**Objective**
Transcribe every line of the material below character for character, with no changes.

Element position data

__________

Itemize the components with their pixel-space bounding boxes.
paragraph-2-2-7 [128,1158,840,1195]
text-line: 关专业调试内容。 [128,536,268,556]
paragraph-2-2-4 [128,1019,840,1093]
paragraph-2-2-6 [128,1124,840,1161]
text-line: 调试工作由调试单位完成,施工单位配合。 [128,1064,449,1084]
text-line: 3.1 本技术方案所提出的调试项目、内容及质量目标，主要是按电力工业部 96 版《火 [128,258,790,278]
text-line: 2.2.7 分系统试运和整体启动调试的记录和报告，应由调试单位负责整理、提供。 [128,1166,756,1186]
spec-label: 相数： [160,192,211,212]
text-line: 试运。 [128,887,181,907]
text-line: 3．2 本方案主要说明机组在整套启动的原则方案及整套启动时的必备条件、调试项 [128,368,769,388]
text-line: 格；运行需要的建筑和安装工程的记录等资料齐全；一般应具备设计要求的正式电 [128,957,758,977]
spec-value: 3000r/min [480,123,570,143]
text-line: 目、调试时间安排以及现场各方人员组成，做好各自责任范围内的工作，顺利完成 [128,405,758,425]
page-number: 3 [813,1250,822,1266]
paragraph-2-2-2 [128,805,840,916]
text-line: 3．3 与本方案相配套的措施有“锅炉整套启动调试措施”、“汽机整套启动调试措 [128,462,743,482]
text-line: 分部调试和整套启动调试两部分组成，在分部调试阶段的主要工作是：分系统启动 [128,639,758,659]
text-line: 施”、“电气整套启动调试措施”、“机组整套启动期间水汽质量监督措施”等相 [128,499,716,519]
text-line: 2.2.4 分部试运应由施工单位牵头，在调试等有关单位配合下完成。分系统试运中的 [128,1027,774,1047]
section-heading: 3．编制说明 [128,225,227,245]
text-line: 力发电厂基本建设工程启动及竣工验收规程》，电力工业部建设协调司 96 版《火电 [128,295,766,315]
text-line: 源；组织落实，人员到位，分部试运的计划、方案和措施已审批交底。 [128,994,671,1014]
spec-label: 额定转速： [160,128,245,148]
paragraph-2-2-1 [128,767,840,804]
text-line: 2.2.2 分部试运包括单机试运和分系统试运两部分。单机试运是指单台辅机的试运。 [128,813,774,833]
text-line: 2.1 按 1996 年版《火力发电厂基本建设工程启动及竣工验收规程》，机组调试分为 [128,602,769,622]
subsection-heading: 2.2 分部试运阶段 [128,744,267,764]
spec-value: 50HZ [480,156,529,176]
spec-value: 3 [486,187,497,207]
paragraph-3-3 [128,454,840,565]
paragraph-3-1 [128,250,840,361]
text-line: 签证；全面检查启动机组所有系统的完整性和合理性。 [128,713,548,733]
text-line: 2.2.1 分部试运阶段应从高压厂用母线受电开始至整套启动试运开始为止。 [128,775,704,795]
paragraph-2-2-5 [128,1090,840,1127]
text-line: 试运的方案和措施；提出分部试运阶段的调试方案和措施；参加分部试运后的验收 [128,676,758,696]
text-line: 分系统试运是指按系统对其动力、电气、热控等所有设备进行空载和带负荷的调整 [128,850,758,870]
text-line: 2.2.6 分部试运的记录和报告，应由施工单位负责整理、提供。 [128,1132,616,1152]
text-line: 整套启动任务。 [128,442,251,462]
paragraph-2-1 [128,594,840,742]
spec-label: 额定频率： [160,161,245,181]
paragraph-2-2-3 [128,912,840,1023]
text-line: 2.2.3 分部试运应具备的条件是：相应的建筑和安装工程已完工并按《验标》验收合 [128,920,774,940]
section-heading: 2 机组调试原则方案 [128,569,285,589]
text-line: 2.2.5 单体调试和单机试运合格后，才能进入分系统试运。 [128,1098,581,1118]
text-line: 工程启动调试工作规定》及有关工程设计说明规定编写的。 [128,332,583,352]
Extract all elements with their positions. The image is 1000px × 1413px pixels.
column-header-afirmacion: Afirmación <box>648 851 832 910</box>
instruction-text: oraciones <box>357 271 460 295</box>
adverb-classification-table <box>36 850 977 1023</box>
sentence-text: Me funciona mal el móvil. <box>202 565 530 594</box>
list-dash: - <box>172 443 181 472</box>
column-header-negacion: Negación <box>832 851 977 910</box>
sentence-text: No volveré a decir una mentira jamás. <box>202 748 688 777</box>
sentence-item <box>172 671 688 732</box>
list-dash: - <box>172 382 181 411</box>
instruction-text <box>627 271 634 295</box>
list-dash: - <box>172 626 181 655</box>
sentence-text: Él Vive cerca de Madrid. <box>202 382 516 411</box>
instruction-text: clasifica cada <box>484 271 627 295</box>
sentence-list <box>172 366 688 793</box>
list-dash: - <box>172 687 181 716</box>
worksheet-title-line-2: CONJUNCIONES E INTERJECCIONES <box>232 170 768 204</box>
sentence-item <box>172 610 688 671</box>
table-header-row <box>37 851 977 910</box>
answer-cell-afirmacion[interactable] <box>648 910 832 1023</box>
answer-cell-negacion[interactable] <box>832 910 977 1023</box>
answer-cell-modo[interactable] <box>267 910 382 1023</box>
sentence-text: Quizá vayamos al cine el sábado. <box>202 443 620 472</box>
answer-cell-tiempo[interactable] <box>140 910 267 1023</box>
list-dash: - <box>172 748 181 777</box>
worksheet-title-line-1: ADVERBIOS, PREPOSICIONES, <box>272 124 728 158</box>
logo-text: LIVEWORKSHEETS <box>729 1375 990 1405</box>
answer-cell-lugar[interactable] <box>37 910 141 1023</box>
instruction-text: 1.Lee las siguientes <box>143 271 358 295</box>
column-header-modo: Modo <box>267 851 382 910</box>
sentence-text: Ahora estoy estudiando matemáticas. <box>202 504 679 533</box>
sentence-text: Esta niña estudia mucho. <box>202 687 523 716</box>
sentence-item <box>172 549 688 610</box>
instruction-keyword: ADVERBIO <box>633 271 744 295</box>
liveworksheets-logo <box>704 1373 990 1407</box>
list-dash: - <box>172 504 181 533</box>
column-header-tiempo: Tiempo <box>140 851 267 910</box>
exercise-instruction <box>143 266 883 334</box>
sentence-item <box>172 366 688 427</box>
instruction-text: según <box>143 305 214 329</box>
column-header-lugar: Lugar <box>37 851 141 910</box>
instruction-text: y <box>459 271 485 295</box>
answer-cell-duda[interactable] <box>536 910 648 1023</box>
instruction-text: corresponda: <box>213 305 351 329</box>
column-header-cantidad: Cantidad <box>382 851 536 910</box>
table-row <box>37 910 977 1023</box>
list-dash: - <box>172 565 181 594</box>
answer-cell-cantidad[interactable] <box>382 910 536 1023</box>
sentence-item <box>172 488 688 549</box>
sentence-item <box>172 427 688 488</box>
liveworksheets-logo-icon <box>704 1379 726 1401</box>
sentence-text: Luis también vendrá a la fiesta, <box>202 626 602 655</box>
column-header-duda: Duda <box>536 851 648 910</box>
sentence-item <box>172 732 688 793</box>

__________

**Response**
Itemize the components with their pixel-space bounding boxes.
paragraph-2-2-7 [128,1158,840,1195]
text-line: 关专业调试内容。 [128,536,268,556]
paragraph-2-2-4 [128,1019,840,1093]
paragraph-2-2-6 [128,1124,840,1161]
text-line: 调试工作由调试单位完成,施工单位配合。 [128,1064,449,1084]
text-line: 3.1 本技术方案所提出的调试项目、内容及质量目标，主要是按电力工业部 96 版《火 [128,258,790,278]
text-line: 2.2.7 分系统试运和整体启动调试的记录和报告，应由调试单位负责整理、提供。 [128,1166,756,1186]
spec-label: 相数： [160,192,211,212]
text-line: 试运。 [128,887,181,907]
text-line: 3．2 本方案主要说明机组在整套启动的原则方案及整套启动时的必备条件、调试项 [128,368,769,388]
text-line: 格；运行需要的建筑和安装工程的记录等资料齐全；一般应具备设计要求的正式电 [128,957,758,977]
spec-value: 3000r/min [480,123,570,143]
text-line: 目、调试时间安排以及现场各方人员组成，做好各自责任范围内的工作，顺利完成 [128,405,758,425]
page-number: 3 [813,1250,822,1266]
paragraph-2-2-2 [128,805,840,916]
text-line: 3．3 与本方案相配套的措施有“锅炉整套启动调试措施”、“汽机整套启动调试措 [128,462,743,482]
text-line: 分部调试和整套启动调试两部分组成，在分部调试阶段的主要工作是：分系统启动 [128,639,758,659]
text-line: 施”、“电气整套启动调试措施”、“机组整套启动期间水汽质量监督措施”等相 [128,499,716,519]
text-line: 2.2.4 分部试运应由施工单位牵头，在调试等有关单位配合下完成。分系统试运中的 [128,1027,774,1047]
section-heading: 3．编制说明 [128,225,227,245]
text-line: 力发电厂基本建设工程启动及竣工验收规程》，电力工业部建设协调司 96 版《火电 [128,295,766,315]
text-line: 源；组织落实，人员到位，分部试运的计划、方案和措施已审批交底。 [128,994,671,1014]
spec-label: 额定转速： [160,128,245,148]
paragraph-2-2-1 [128,767,840,804]
text-line: 2.2.2 分部试运包括单机试运和分系统试运两部分。单机试运是指单台辅机的试运。 [128,813,774,833]
text-line: 2.1 按 1996 年版《火力发电厂基本建设工程启动及竣工验收规程》，机组调试分为 [128,602,769,622]
subsection-heading: 2.2 分部试运阶段 [128,744,267,764]
spec-value: 50HZ [480,156,529,176]
spec-value: 3 [486,187,497,207]
paragraph-3-3 [128,454,840,565]
paragraph-3-1 [128,250,840,361]
text-line: 签证；全面检查启动机组所有系统的完整性和合理性。 [128,713,548,733]
text-line: 2.2.1 分部试运阶段应从高压厂用母线受电开始至整套启动试运开始为止。 [128,775,704,795]
paragraph-2-2-5 [128,1090,840,1127]
text-line: 试运的方案和措施；提出分部试运阶段的调试方案和措施；参加分部试运后的验收 [128,676,758,696]
text-line: 分系统试运是指按系统对其动力、电气、热控等所有设备进行空载和带负荷的调整 [128,850,758,870]
text-line: 2.2.6 分部试运的记录和报告，应由施工单位负责整理、提供。 [128,1132,616,1152]
text-line: 整套启动任务。 [128,442,251,462]
paragraph-2-1 [128,594,840,742]
spec-label: 额定频率： [160,161,245,181]
paragraph-2-2-3 [128,912,840,1023]
text-line: 2.2.3 分部试运应具备的条件是：相应的建筑和安装工程已完工并按《验标》验收合 [128,920,774,940]
section-heading: 2 机组调试原则方案 [128,569,285,589]
text-line: 2.2.5 单体调试和单机试运合格后，才能进入分系统试运。 [128,1098,581,1118]
text-line: 工程启动调试工作规定》及有关工程设计说明规定编写的。 [128,332,583,352]
Extract all elements with their positions. The image is 1000px × 1413px pixels.
column-header-afirmacion: Afirmación <box>648 851 832 910</box>
instruction-text: oraciones <box>357 271 460 295</box>
adverb-classification-table <box>36 850 977 1023</box>
sentence-text: Me funciona mal el móvil. <box>202 565 530 594</box>
list-dash: - <box>172 443 181 472</box>
column-header-negacion: Negación <box>832 851 977 910</box>
sentence-text: No volveré a decir una mentira jamás. <box>202 748 688 777</box>
sentence-item <box>172 671 688 732</box>
list-dash: - <box>172 382 181 411</box>
instruction-text <box>627 271 634 295</box>
list-dash: - <box>172 626 181 655</box>
sentence-text: Él Vive cerca de Madrid. <box>202 382 516 411</box>
instruction-text: clasifica cada <box>484 271 627 295</box>
sentence-list <box>172 366 688 793</box>
list-dash: - <box>172 687 181 716</box>
worksheet-title-line-2: CONJUNCIONES E INTERJECCIONES <box>232 170 768 204</box>
sentence-item <box>172 610 688 671</box>
table-header-row <box>37 851 977 910</box>
answer-cell-afirmacion[interactable] <box>648 910 832 1023</box>
answer-cell-negacion[interactable] <box>832 910 977 1023</box>
answer-cell-modo[interactable] <box>267 910 382 1023</box>
sentence-text: Quizá vayamos al cine el sábado. <box>202 443 620 472</box>
answer-cell-tiempo[interactable] <box>140 910 267 1023</box>
list-dash: - <box>172 748 181 777</box>
worksheet-title-line-1: ADVERBIOS, PREPOSICIONES, <box>272 124 728 158</box>
logo-text: LIVEWORKSHEETS <box>729 1375 990 1405</box>
answer-cell-lugar[interactable] <box>37 910 141 1023</box>
instruction-text: 1.Lee las siguientes <box>143 271 358 295</box>
column-header-modo: Modo <box>267 851 382 910</box>
sentence-text: Ahora estoy estudiando matemáticas. <box>202 504 679 533</box>
sentence-text: Esta niña estudia mucho. <box>202 687 523 716</box>
sentence-item <box>172 549 688 610</box>
instruction-keyword: ADVERBIO <box>633 271 744 295</box>
liveworksheets-logo <box>704 1373 990 1407</box>
list-dash: - <box>172 504 181 533</box>
column-header-tiempo: Tiempo <box>140 851 267 910</box>
exercise-instruction <box>143 266 883 334</box>
sentence-item <box>172 366 688 427</box>
instruction-text: según <box>143 305 214 329</box>
column-header-lugar: Lugar <box>37 851 141 910</box>
instruction-text: y <box>459 271 485 295</box>
answer-cell-duda[interactable] <box>536 910 648 1023</box>
instruction-text: corresponda: <box>213 305 351 329</box>
column-header-cantidad: Cantidad <box>382 851 536 910</box>
table-row <box>37 910 977 1023</box>
list-dash: - <box>172 565 181 594</box>
answer-cell-cantidad[interactable] <box>382 910 536 1023</box>
sentence-item <box>172 488 688 549</box>
sentence-item <box>172 427 688 488</box>
liveworksheets-logo-icon <box>704 1379 726 1401</box>
sentence-text: Luis también vendrá a la fiesta, <box>202 626 602 655</box>
column-header-duda: Duda <box>536 851 648 910</box>
sentence-item <box>172 732 688 793</box>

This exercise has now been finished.